- [PROBLEM DESCRIPTION]: Take the listing and print it in full, exactly as given.
:::::
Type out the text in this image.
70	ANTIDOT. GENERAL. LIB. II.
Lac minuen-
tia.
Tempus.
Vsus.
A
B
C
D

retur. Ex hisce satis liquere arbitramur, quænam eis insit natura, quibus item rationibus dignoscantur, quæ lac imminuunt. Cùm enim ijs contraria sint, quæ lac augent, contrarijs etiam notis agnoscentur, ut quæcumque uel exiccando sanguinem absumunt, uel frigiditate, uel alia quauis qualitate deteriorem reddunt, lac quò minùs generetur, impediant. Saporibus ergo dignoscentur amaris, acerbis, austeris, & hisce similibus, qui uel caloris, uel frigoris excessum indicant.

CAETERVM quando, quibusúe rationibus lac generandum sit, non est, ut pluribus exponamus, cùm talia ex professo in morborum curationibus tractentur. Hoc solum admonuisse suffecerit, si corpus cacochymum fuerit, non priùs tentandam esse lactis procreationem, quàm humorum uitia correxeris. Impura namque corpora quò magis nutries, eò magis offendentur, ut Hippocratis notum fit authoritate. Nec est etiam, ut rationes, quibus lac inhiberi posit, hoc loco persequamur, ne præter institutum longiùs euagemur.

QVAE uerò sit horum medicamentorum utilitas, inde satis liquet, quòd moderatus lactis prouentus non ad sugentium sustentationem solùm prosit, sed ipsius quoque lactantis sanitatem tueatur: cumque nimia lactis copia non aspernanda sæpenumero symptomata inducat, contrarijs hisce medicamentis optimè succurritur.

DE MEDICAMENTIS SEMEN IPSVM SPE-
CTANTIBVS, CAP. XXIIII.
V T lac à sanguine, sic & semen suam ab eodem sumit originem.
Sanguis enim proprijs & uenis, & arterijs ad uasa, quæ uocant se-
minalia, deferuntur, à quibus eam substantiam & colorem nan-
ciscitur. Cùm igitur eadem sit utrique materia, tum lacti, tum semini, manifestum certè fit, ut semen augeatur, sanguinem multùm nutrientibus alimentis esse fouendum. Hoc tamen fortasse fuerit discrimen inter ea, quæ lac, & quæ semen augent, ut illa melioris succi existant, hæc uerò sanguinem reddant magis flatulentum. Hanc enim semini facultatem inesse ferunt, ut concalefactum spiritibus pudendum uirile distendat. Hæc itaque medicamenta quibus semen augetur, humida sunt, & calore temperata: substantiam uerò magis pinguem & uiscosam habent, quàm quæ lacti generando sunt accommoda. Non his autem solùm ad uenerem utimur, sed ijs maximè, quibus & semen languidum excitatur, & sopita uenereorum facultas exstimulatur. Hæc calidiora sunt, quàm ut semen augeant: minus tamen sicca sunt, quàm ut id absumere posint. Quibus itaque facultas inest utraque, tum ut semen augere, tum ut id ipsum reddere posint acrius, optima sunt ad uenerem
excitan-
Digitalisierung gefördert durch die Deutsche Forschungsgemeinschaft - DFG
:::::
- [OUTPUT FOR THIS EXERCISE]:
Type out the text in this image.
70	ANTIDOT. GENERAL. LIB. II.
Lac minuen-
tia.
Tempus.
Vsus.
A
B
C
D

retur. Ex hisce satis liquere arbitramur, quænam eis insit natura, quibus item rationibus dignoscantur, quæ lac imminuunt. Cùm enim ijs contraria sint, quæ lac augent, contrarijs etiam notis agnoscentur, ut quæcumque uel exiccando sanguinem absumunt, uel frigiditate, uel alia quauis qualitate deteriorem reddunt, lac quò minùs generetur, impediant. Saporibus ergo dignoscentur amaris, acerbis, austeris, & hisce similibus, qui uel caloris, uel frigoris excessum indicant.

CAETERVM quando, quibusúe rationibus lac generandum sit, non est, ut pluribus exponamus, cùm talia ex professo in morborum curationibus tractentur. Hoc solum admonuisse suffecerit, si corpus cacochymum fuerit, non priùs tentandam esse lactis procreationem, quàm humorum uitia correxeris. Impura namque corpora quò magis nutries, eò magis offendentur, ut Hippocratis notum fit authoritate. Nec est etiam, ut rationes, quibus lac inhiberi posit, hoc loco persequamur, ne præter institutum longiùs euagemur.

QVAE uerò sit horum medicamentorum utilitas, inde satis liquet, quòd moderatus lactis prouentus non ad sugentium sustentationem solùm prosit, sed ipsius quoque lactantis sanitatem tueatur: cumque nimia lactis copia non aspernanda sæpenumero symptomata inducat, contrarijs hisce medicamentis optimè succurritur.

DE MEDICAMENTIS SEMEN IPSVM SPE-
CTANTIBVS, CAP. XXIIII.
V T lac à sanguine, sic & semen suam ab eodem sumit originem.
Sanguis enim proprijs & uenis, & arterijs ad uasa, quæ uocant se-
minalia, deferuntur, à quibus eam substantiam & colorem nan-
ciscitur. Cùm igitur eadem sit utrique materia, tum lacti, tum semini, manifestum certè fit, ut semen augeatur, sanguinem multùm nutrientibus alimentis esse fouendum. Hoc tamen fortasse fuerit discrimen inter ea, quæ lac, & quæ semen augent, ut illa melioris succi existant, hæc uerò sanguinem reddant magis flatulentum. Hanc enim semini facultatem inesse ferunt, ut concalefactum spiritibus pudendum uirile distendat. Hæc itaque medicamenta quibus semen augetur, humida sunt, & calore temperata: substantiam uerò magis pinguem & uiscosam habent, quàm quæ lacti generando sunt accommoda. Non his autem solùm ad uenerem utimur, sed ijs maximè, quibus & semen languidum excitatur, & sopita uenereorum facultas exstimulatur. Hæc calidiora sunt, quàm ut semen augeant: minus tamen sicca sunt, quàm ut id absumere posint. Quibus itaque facultas inest utraque, tum ut semen augere, tum ut id ipsum reddere posint acrius, optima sunt ad uenerem
excitan-
Digitalisierung gefördert durch die Deutsche Forschungsgemeinschaft - DFG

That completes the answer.